WHAT TO PRODUCE
Single out the lines of the material that contain "stationery" and copy them.

RECORDS TO USE
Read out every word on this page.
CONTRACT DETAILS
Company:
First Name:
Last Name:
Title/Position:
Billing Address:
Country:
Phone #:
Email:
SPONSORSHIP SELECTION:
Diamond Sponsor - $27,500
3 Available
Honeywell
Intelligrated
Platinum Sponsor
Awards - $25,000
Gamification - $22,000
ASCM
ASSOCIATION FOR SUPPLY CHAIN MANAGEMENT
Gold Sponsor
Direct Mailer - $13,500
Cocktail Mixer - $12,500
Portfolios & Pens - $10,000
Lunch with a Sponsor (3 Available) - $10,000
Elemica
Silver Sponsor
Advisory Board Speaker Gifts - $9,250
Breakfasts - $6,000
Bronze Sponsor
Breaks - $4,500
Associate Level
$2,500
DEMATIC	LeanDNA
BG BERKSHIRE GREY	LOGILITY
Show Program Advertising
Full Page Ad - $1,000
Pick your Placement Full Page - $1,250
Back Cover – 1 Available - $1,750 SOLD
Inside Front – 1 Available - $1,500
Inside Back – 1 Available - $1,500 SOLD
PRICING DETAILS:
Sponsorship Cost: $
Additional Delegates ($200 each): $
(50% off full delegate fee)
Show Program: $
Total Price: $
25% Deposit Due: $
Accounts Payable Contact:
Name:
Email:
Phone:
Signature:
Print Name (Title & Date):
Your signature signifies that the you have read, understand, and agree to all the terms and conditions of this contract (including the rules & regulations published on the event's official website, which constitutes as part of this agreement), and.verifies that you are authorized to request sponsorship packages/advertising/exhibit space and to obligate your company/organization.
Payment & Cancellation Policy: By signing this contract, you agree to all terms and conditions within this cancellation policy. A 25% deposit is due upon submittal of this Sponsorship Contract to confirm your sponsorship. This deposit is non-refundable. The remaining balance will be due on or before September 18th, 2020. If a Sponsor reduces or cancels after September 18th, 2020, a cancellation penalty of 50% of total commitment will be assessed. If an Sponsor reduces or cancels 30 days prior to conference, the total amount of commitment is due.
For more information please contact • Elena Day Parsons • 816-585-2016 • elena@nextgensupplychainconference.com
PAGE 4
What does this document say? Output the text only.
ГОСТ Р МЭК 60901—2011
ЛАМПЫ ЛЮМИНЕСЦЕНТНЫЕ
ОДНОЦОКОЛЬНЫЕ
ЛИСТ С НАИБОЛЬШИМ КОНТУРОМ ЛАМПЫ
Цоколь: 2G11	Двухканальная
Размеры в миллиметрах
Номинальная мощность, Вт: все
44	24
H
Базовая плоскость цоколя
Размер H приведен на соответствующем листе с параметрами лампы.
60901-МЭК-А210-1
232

==

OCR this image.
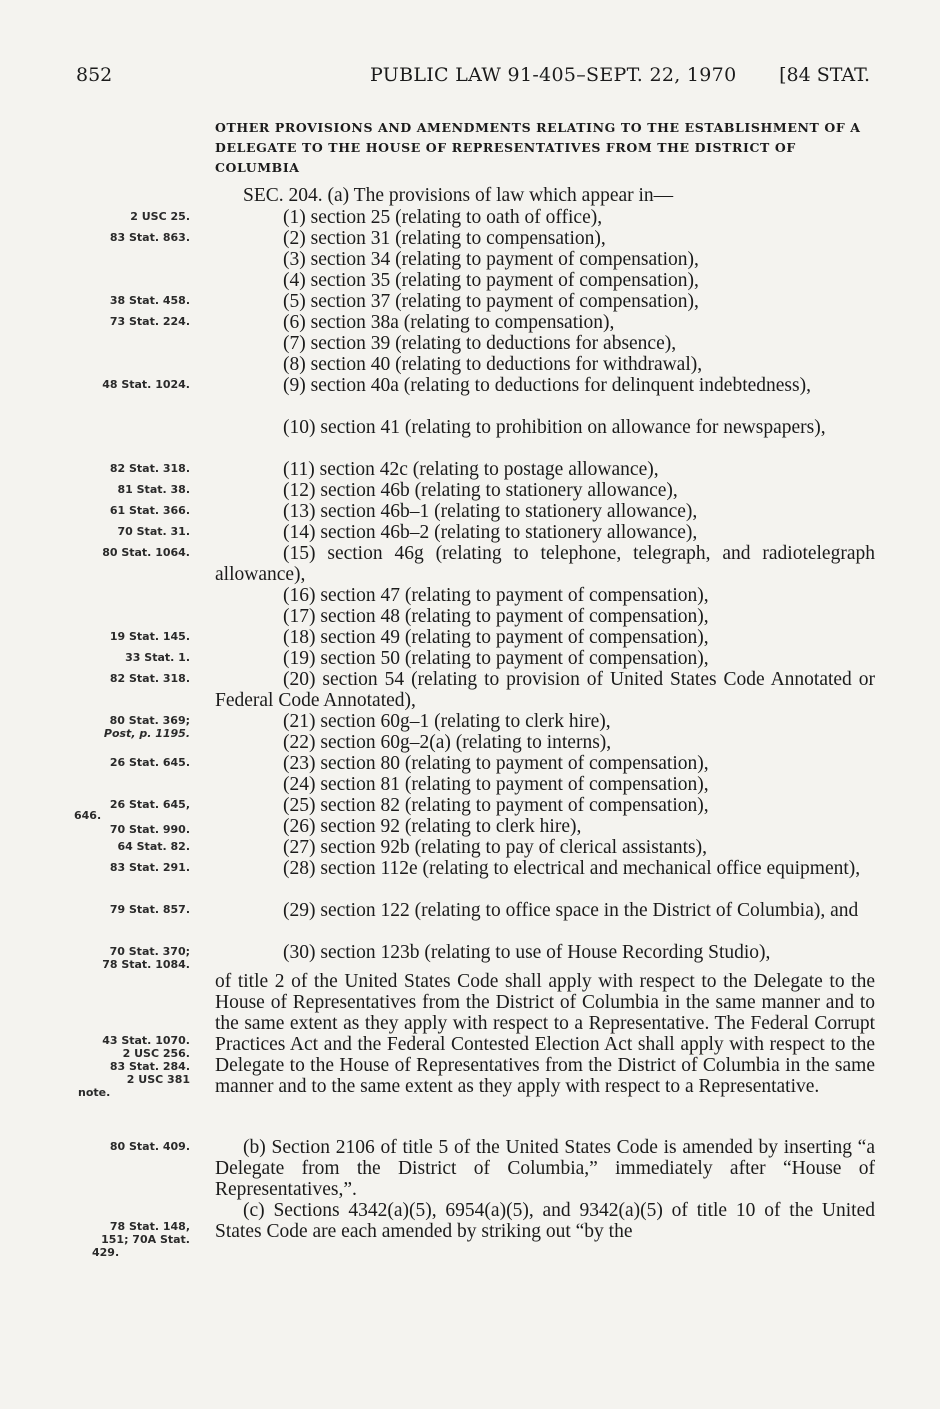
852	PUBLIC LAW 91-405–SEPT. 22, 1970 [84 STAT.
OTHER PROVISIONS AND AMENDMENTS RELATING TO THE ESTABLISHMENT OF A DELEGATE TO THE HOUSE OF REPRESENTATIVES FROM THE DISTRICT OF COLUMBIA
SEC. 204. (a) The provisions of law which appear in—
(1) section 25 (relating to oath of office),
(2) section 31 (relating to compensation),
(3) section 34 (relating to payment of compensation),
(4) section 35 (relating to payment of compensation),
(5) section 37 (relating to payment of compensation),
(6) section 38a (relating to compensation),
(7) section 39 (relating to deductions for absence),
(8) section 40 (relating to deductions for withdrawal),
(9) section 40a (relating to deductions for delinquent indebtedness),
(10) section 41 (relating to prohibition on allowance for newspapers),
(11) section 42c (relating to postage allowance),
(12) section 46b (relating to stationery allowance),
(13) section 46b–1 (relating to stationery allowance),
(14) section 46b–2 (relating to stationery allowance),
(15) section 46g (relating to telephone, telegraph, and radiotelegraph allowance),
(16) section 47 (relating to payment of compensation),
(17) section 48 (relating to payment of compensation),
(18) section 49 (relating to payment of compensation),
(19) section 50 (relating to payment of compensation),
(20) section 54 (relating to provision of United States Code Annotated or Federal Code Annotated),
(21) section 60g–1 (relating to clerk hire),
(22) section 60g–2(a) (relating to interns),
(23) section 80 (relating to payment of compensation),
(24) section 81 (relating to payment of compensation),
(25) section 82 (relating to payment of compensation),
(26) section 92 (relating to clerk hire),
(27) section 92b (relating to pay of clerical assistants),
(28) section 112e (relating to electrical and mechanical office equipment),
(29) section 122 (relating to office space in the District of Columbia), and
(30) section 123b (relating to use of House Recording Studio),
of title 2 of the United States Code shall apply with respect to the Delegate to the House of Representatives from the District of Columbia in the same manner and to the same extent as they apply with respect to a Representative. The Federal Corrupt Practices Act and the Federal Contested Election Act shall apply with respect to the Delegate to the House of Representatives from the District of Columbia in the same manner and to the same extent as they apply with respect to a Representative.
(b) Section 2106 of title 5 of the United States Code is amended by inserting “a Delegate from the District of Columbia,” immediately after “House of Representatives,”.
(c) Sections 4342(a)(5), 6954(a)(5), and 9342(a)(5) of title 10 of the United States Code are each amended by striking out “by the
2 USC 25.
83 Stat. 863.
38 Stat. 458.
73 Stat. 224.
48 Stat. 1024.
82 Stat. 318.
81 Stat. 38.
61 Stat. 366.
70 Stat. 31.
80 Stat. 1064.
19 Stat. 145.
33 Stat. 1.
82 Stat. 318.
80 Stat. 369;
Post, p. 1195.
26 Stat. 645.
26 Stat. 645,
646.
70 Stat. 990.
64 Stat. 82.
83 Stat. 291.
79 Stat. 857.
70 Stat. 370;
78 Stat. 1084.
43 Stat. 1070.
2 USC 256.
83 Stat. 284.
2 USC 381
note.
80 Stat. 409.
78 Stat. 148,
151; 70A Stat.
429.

...

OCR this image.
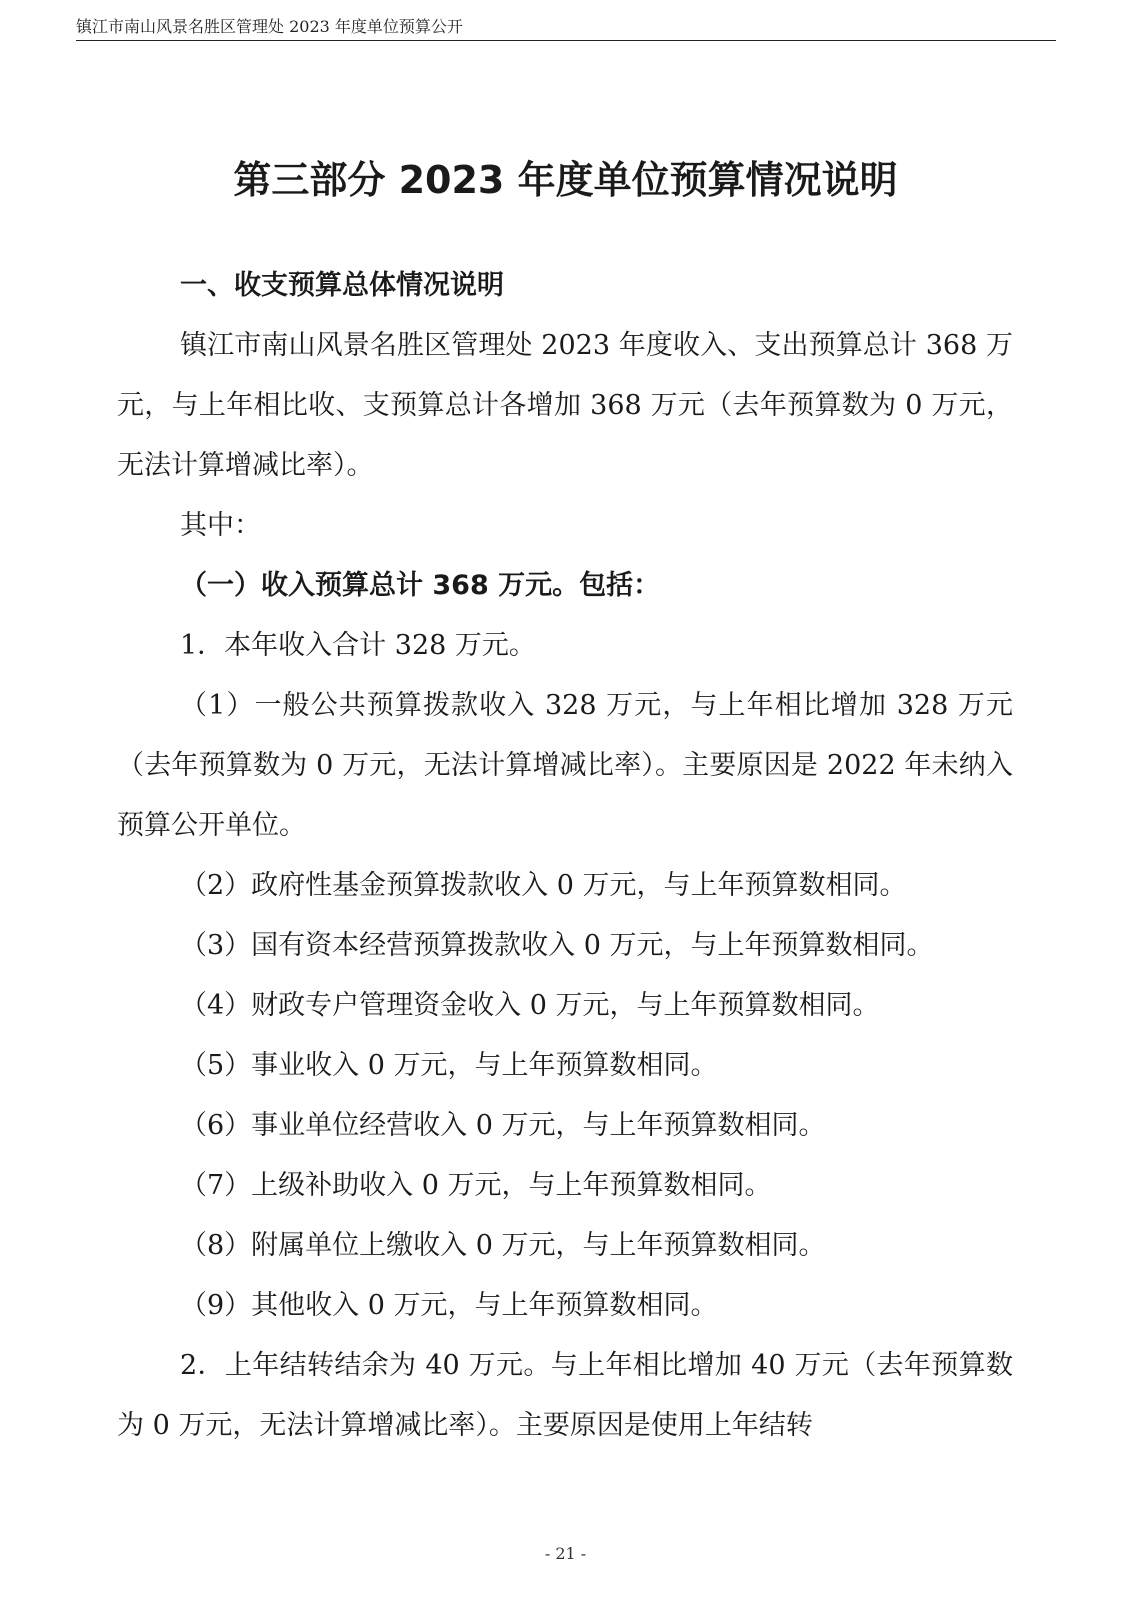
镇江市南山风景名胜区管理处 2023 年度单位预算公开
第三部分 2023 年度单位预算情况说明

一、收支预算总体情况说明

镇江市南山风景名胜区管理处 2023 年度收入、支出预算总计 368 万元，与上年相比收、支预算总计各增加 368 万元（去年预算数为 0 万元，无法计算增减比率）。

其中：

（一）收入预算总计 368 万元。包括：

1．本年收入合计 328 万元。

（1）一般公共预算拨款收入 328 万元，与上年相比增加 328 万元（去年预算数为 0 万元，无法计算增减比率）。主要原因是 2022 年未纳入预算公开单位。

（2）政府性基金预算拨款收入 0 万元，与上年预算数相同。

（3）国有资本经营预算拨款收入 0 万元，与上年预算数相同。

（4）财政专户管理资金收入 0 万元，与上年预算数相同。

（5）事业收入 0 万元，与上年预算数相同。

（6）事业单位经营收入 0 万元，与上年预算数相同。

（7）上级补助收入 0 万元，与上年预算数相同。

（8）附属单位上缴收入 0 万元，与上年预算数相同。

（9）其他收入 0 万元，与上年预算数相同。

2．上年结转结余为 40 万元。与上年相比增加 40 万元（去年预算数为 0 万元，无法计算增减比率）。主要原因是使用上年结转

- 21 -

EXPECTED ANSWER
(12) section 46b (relating to stationery allowance),
(13) section 46b–1 (relating to stationery allowance),
(14) section 46b–2 (relating to stationery allowance),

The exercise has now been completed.